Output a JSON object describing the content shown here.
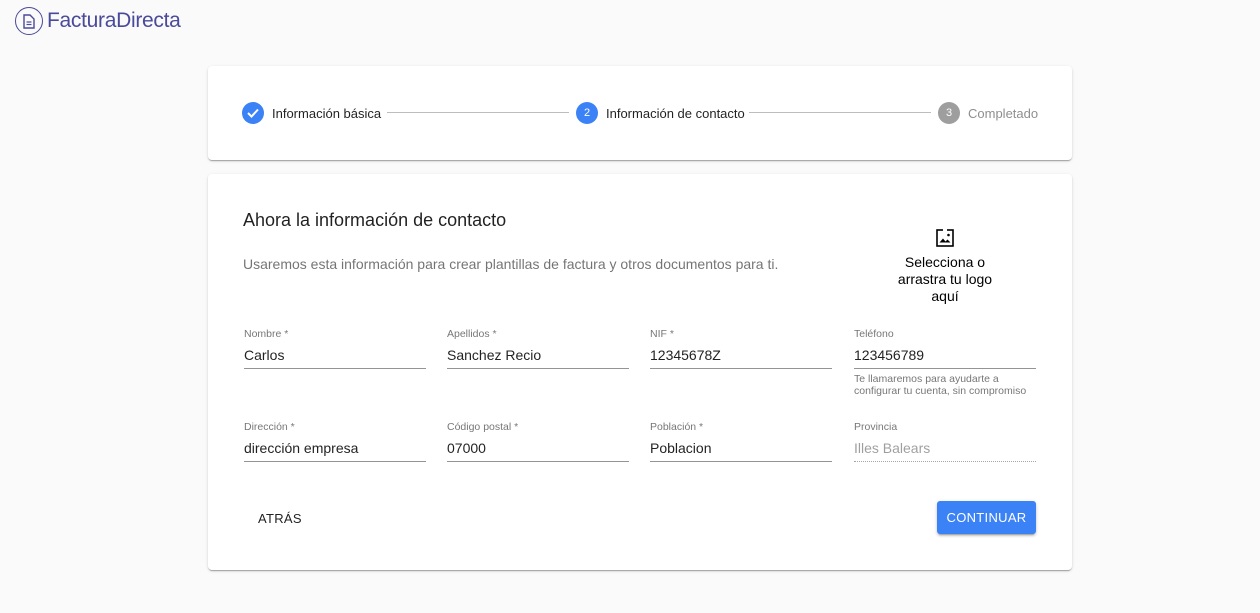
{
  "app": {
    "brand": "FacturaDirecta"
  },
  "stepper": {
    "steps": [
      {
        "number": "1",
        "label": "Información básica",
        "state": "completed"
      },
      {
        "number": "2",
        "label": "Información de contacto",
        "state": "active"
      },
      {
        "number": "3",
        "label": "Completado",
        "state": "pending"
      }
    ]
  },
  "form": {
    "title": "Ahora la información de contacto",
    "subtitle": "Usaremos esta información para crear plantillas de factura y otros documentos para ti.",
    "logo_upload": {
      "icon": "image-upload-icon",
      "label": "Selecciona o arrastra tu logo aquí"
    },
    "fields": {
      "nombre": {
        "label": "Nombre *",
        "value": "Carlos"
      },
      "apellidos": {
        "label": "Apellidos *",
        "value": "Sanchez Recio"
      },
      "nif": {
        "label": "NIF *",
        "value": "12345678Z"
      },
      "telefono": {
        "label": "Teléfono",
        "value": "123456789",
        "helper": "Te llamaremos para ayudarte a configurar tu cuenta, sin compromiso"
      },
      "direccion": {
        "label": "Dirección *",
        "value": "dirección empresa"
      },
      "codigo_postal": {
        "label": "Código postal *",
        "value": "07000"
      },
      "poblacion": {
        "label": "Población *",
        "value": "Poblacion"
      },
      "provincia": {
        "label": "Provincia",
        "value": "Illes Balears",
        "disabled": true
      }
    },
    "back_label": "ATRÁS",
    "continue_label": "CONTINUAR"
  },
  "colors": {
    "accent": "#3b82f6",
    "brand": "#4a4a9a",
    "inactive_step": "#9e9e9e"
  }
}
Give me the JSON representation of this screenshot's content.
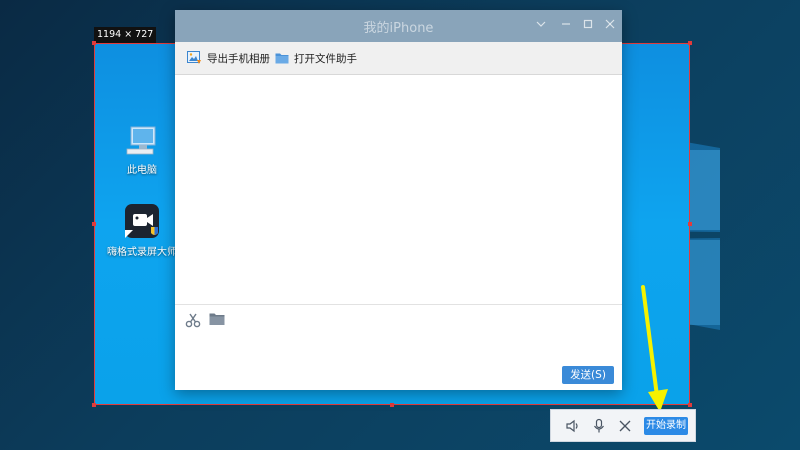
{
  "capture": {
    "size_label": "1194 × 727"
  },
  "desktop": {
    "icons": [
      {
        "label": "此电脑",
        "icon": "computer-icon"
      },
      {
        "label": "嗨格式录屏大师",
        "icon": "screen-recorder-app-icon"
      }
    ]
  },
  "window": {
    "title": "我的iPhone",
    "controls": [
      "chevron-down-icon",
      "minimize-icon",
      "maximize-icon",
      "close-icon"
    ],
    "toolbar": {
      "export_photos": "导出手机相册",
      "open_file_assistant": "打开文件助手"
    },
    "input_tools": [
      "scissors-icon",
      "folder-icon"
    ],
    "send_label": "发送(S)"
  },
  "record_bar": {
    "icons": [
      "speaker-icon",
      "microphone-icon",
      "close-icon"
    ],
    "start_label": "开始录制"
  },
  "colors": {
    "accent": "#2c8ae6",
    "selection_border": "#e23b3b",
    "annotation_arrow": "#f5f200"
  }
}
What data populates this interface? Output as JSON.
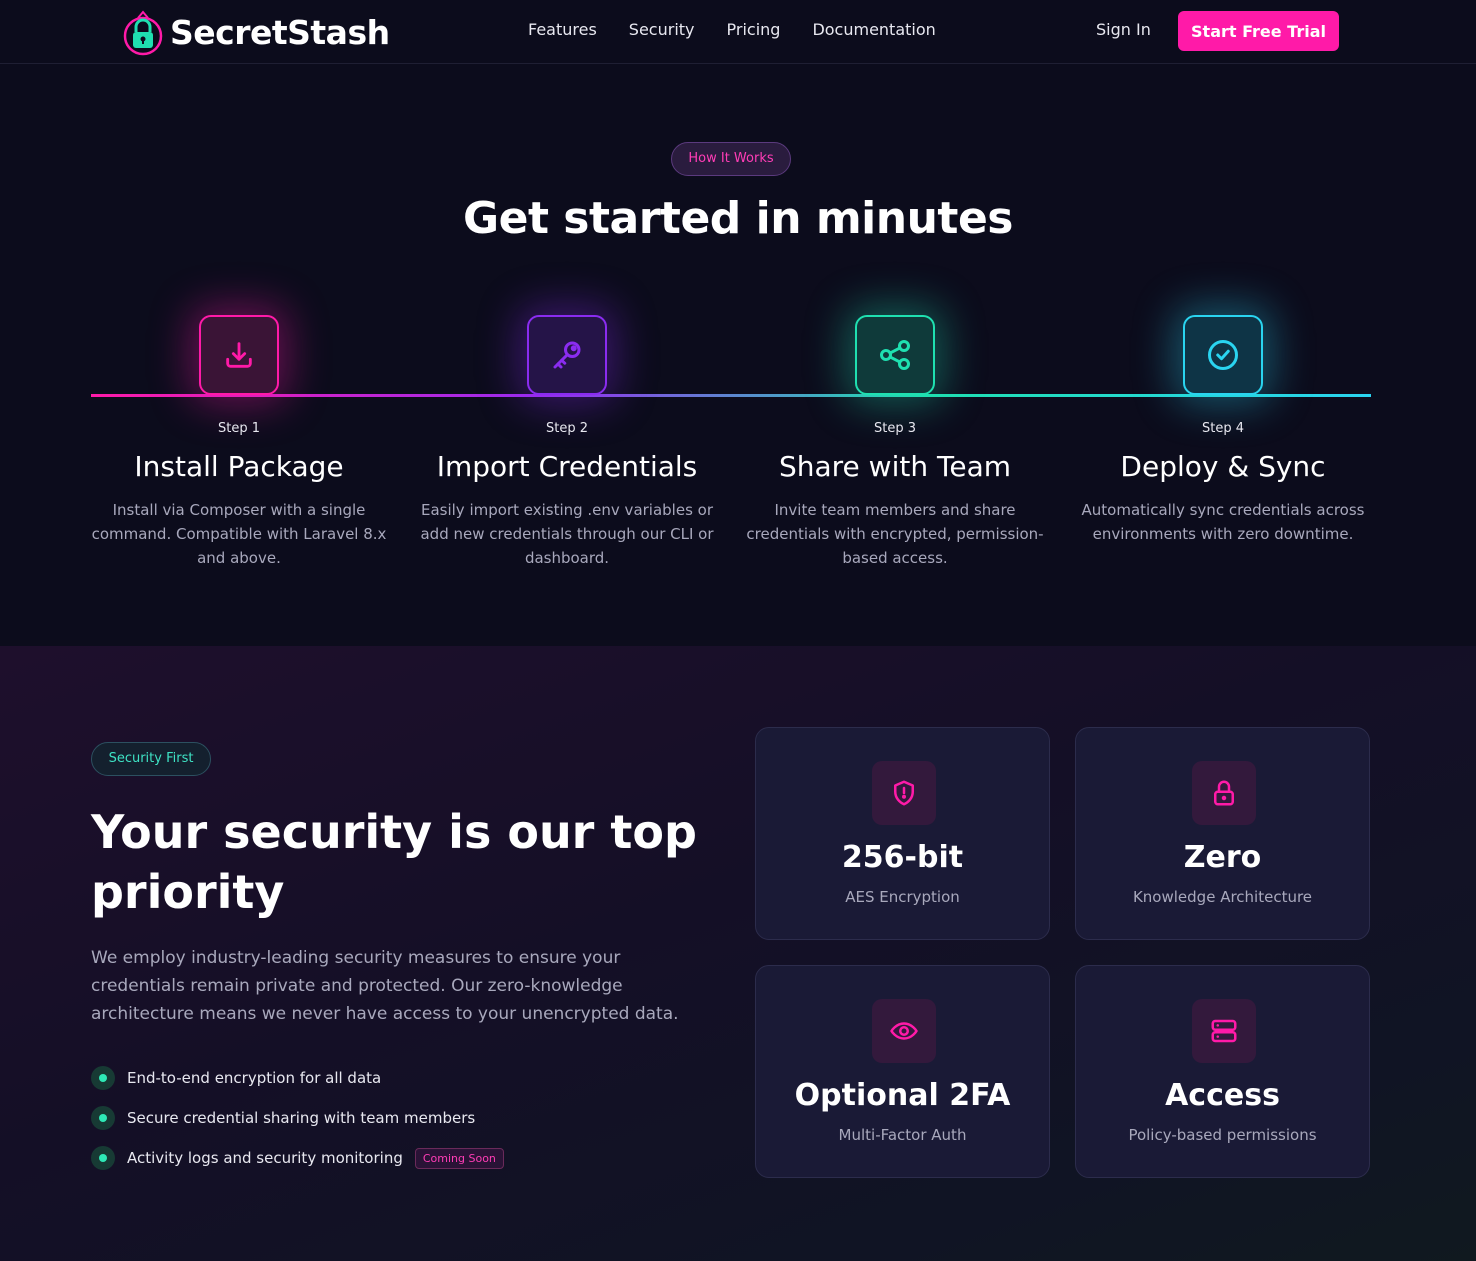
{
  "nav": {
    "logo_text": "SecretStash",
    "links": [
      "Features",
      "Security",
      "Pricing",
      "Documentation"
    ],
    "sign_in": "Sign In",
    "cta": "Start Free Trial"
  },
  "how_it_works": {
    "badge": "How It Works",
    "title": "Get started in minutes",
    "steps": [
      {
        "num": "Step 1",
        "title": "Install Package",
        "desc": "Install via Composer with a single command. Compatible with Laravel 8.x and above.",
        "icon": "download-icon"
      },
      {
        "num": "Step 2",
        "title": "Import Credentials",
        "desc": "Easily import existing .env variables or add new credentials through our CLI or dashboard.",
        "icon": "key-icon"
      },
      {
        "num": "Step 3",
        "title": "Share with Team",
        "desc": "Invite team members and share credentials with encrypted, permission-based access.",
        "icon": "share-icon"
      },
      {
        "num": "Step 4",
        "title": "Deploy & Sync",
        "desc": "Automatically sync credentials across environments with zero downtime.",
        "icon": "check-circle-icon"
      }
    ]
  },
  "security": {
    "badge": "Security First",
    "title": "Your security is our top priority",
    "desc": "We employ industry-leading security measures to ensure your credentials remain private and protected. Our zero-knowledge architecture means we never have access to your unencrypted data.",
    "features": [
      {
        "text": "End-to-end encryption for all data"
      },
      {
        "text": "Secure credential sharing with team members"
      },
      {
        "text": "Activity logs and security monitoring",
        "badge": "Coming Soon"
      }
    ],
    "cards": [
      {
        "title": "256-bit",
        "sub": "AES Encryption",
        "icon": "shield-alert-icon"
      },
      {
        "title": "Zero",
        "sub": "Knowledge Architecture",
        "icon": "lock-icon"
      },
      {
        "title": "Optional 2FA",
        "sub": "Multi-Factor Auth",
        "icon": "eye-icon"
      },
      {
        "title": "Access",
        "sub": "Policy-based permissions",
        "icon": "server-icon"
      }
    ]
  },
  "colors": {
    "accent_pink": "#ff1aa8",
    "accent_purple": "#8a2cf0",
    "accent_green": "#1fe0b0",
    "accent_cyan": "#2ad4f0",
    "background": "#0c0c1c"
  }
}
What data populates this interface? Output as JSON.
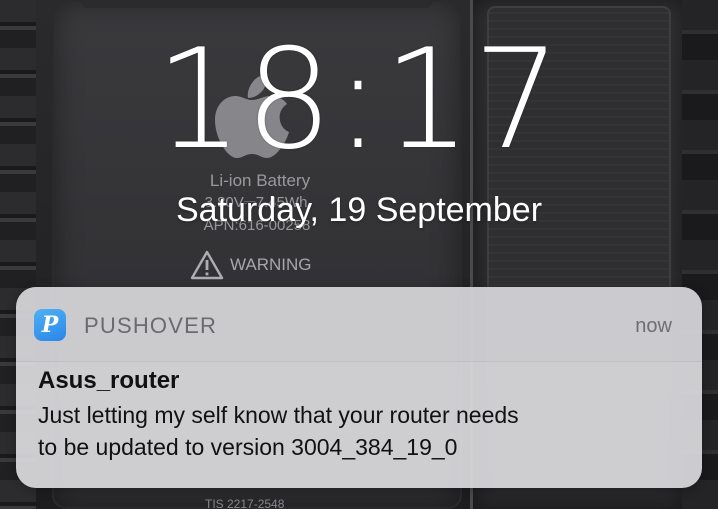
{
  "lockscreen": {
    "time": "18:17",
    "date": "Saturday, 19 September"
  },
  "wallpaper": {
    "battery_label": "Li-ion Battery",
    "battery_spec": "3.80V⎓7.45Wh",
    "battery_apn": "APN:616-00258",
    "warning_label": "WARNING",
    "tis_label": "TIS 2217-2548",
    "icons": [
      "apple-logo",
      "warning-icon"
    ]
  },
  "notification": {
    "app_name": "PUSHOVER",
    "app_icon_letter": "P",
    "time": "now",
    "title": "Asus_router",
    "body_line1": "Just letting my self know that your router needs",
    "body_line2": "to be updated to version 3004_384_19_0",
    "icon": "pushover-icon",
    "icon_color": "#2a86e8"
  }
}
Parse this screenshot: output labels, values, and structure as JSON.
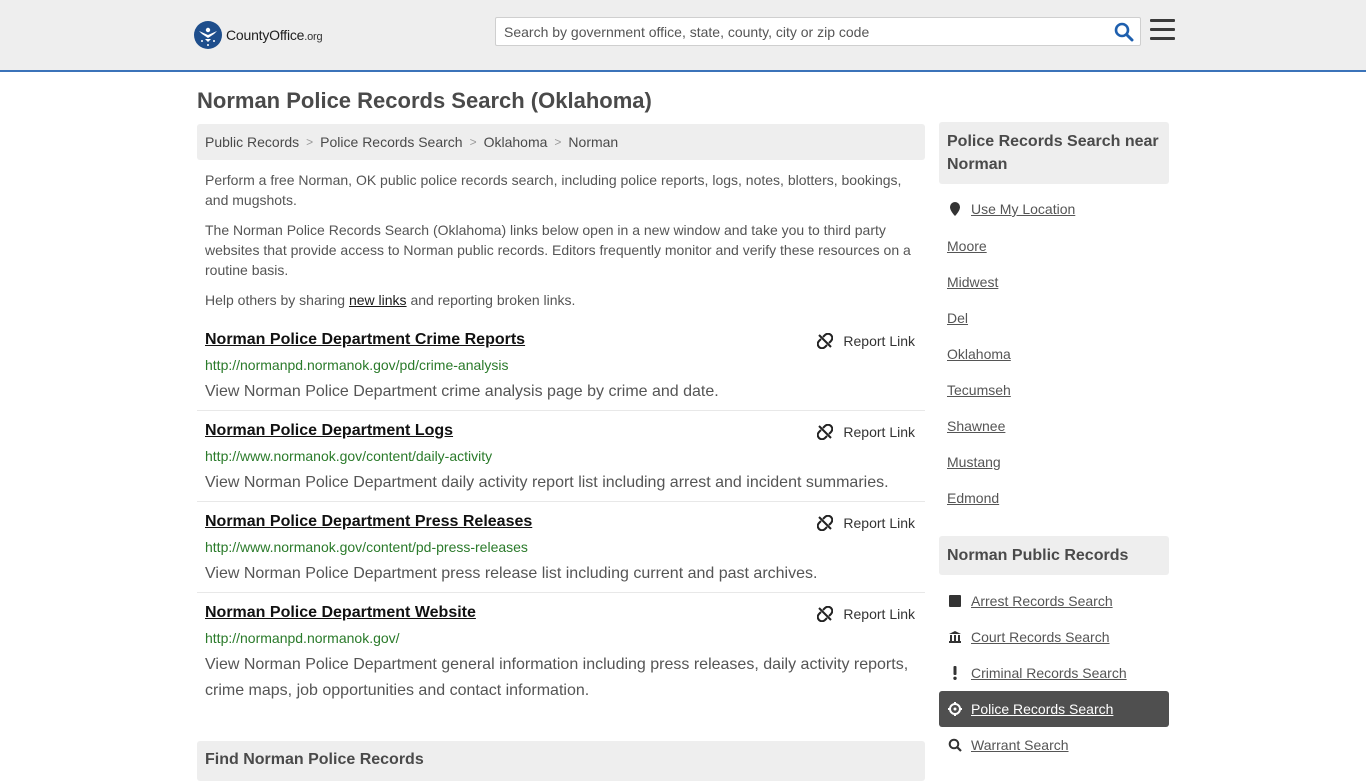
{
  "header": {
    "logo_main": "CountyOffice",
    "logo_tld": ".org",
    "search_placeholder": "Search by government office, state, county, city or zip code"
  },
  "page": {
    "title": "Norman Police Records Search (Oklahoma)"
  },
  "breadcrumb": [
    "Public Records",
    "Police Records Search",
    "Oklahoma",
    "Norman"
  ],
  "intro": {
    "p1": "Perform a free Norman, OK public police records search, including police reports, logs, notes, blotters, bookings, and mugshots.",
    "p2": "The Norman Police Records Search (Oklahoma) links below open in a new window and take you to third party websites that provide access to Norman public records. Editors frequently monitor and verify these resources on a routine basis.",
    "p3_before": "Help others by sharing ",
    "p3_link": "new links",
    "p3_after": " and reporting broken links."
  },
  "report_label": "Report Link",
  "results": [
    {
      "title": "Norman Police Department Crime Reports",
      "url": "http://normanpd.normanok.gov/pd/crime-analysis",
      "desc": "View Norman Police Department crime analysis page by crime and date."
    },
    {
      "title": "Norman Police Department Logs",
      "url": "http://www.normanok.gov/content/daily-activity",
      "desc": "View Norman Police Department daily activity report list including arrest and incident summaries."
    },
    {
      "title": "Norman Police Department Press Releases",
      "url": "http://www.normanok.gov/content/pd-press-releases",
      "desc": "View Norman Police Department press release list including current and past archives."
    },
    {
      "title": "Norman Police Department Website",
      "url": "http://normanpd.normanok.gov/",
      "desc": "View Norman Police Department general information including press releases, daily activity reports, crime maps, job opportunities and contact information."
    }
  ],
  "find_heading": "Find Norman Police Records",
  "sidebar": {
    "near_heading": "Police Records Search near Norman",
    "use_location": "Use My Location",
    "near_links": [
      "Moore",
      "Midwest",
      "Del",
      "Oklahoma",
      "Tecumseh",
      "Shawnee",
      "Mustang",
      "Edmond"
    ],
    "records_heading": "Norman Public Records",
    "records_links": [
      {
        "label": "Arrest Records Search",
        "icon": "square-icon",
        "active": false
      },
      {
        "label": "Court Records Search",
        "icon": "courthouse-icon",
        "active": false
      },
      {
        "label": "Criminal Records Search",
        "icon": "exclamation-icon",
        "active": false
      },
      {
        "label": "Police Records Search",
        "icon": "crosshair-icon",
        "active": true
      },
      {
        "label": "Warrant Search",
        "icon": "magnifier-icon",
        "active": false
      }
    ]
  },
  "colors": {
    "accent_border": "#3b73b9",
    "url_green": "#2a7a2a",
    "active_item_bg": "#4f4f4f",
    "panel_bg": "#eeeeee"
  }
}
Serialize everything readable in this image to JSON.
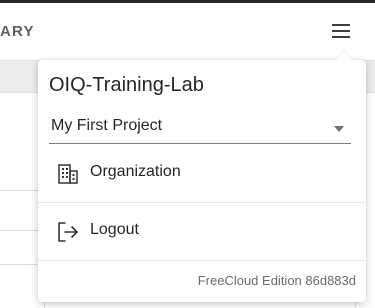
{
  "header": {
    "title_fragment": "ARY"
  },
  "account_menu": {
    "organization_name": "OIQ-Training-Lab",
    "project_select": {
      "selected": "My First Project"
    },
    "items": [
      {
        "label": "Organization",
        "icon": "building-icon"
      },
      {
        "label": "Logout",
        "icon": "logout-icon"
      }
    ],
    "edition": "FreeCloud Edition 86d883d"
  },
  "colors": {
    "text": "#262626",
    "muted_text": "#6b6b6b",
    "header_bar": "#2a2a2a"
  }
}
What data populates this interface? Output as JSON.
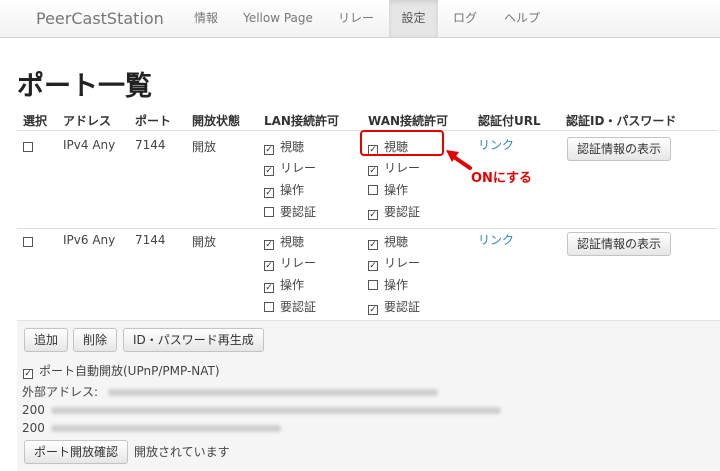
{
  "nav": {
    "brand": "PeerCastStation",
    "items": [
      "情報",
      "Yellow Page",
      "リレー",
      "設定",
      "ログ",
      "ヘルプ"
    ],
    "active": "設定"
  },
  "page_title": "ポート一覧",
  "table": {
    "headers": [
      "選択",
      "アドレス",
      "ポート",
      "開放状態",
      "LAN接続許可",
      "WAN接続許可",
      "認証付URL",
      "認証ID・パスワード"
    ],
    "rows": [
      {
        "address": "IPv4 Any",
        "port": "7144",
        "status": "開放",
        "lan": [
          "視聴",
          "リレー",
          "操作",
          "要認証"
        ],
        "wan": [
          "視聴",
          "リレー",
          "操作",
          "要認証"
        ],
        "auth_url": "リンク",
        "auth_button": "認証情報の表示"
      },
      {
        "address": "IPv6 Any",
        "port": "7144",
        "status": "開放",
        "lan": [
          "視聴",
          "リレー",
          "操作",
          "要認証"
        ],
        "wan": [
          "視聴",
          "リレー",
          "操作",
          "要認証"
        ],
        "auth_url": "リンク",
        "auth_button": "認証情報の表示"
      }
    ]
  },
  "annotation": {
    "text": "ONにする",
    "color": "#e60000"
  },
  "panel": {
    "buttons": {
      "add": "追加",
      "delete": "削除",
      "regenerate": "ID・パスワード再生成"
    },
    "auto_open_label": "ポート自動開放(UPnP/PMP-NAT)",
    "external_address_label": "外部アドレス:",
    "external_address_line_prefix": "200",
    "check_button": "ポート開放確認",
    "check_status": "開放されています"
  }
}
◆ ◆ ◆ ◆
Using the entries above, return each line in which the word "First" occurs.

    "badge": "Security First",
      "selected": "My First Project"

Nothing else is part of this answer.